WHAT NEEDS TO BE DONE - Copy out the streetlight article word for word, in full.

PAGE TEXT -
========================================================================

PG&E Streetlights: Color Temperature is NOT the Primary Issue

by Alan Miller

Despite what the City staff report for Tuesday’s City Council meeting implies, the streetlight issue is not resolved.

The Council will hear the item on Tuesday night, February 20th.  If you still have streetlights that glow orange and are bowl-shaped on the bottom, those lights are scheduled be replaced soon with PG&E’s streetlight brand-of-choice.  The Council needs to hear from residents of the older neighborhoods, where these replacement lamps will be installed.

We commend PG&E for listening and making progress.  They have agreed to go with a 2700k light rather than a 3000k light.  That number is good, but it is not the light that Davis residents chose in the 2014 field survey,  and despite what the staff report implies, color temperature is NOT the primary issue here.

Nor is this issue about Davis’ larger, arterial streets.  The 2700k streetlight is only used on low-traffic, residential streets.  All levels of arterial streets have the whiter, 4000K streetlights.  That is the agreement the City made with its residents in 2014.

Nor is this issue about streets with insufficient lighting – nor missing “dark” areas that need more light.  That is another discussion that neighbors wanting a specific area better lit need to
take up with the City on a case-by-case basis.

========================================================================

Layout coordinates:
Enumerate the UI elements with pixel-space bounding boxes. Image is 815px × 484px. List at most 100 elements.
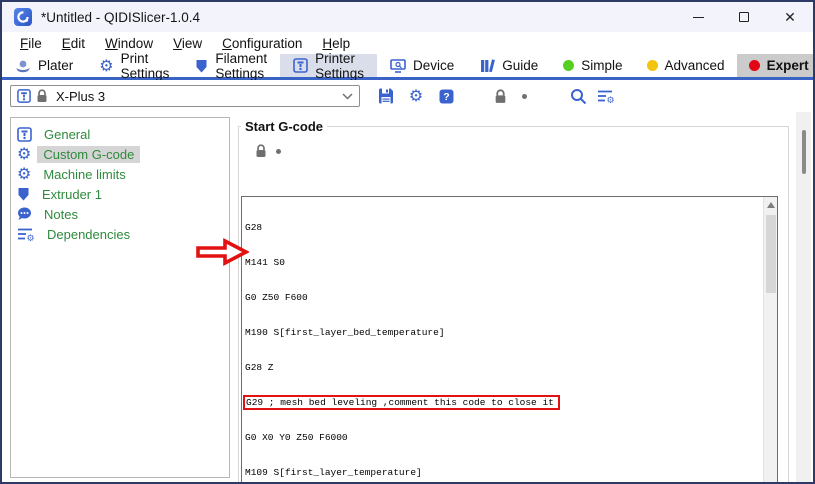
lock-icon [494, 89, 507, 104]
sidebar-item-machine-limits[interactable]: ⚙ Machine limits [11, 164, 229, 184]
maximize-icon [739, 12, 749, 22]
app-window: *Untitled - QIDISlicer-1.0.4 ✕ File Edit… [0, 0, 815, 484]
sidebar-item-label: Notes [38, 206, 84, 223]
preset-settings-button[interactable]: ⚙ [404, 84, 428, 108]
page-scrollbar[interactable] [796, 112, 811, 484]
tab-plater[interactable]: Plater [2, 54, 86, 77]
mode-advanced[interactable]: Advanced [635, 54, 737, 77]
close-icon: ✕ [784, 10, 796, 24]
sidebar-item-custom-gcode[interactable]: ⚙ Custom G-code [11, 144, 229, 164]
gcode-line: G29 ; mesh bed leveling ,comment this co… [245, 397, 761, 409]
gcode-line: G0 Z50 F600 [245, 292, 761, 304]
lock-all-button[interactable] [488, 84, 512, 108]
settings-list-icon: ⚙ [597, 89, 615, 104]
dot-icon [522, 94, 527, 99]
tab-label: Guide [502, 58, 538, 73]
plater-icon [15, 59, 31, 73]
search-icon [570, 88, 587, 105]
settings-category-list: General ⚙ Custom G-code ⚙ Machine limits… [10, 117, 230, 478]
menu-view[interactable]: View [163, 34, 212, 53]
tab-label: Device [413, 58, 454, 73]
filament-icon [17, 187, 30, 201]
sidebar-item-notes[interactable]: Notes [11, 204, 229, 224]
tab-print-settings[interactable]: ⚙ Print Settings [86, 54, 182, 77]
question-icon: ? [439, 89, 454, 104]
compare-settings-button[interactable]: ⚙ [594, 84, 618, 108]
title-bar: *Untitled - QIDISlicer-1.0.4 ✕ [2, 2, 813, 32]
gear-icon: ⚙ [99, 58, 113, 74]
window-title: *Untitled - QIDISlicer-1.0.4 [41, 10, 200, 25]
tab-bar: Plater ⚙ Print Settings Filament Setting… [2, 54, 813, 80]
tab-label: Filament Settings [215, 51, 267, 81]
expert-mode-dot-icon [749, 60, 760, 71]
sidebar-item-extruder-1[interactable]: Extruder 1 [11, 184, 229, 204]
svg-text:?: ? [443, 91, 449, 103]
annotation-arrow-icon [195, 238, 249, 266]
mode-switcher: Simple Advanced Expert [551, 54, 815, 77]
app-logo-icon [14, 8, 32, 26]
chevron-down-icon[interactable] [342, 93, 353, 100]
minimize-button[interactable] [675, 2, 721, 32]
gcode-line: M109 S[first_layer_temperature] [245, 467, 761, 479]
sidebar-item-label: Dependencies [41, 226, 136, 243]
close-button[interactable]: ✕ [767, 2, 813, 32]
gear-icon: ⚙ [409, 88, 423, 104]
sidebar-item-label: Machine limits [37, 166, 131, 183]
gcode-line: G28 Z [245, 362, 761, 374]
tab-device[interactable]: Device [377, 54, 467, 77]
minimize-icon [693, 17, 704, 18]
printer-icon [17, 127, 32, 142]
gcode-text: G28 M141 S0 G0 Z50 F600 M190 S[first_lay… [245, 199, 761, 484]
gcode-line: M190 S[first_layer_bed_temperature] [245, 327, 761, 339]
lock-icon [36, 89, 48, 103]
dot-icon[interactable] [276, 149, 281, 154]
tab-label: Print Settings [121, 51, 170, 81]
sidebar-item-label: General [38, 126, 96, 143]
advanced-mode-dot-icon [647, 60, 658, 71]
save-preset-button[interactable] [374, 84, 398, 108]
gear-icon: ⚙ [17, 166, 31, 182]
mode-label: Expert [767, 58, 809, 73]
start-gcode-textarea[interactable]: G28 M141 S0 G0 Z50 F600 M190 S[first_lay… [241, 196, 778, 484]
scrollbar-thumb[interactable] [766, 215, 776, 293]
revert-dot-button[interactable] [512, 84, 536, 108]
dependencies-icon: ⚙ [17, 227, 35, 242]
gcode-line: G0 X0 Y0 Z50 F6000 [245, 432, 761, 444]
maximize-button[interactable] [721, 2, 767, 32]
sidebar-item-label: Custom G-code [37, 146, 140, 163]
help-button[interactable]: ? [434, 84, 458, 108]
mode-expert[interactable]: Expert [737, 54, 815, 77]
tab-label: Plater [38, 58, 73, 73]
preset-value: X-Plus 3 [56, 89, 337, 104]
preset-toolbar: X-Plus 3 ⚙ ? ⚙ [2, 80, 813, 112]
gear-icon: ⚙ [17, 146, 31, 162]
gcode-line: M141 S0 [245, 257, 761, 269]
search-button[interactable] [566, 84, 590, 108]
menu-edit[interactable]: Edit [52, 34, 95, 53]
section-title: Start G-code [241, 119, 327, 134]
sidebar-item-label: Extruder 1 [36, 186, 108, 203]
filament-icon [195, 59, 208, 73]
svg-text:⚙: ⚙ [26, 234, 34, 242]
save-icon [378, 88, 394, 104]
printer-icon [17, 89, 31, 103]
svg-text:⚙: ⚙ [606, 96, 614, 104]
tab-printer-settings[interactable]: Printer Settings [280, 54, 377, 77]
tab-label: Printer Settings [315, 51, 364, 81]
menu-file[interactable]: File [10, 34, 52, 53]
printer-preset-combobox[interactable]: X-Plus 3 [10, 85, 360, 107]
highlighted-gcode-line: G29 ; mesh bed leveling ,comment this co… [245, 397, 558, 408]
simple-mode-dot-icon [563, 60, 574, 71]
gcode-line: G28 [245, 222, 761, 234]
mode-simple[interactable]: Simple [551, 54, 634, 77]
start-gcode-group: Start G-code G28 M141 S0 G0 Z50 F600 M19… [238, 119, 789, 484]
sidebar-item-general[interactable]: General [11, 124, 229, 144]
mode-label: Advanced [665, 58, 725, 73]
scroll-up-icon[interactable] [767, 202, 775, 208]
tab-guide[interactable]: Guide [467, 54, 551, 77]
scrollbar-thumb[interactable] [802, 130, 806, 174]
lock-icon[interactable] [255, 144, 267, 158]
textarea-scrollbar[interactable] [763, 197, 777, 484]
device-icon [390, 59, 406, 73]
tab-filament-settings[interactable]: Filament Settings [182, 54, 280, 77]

========================================================================

WRITTEN REPLY -
PG&E Streetlights: Color Temperature is NOT the Primary Issue

by Alan Miller

Despite what the City staff report for Tuesday’s City Council meeting implies, the streetlight issue is not resolved.

The Council will hear the item on Tuesday night, February 20th.  If you still have streetlights that glow orange and are bowl-shaped on the bottom, those lights are scheduled be replaced soon with PG&E’s streetlight brand-of-choice.  The Council needs to hear from residents of the older neighborhoods, where these replacement lamps will be installed.

We commend PG&E for listening and making progress.  They have agreed to go with a 2700k light rather than a 3000k light.  That number is good, but it is not the light that Davis residents chose in the 2014 field survey,  and despite what the staff report implies, color temperature is NOT the primary issue here.

Nor is this issue about Davis’ larger, arterial streets.  The 2700k streetlight is only used on low-traffic, residential streets.  All levels of arterial streets have the whiter, 4000K streetlights.  That is the agreement the City made with its residents in 2014.

Nor is this issue about streets with insufficient lighting – nor missing “dark” areas that need more light.  That is another discussion that neighbors wanting a specific area better lit need to
take up with the City on a case-by-case basis.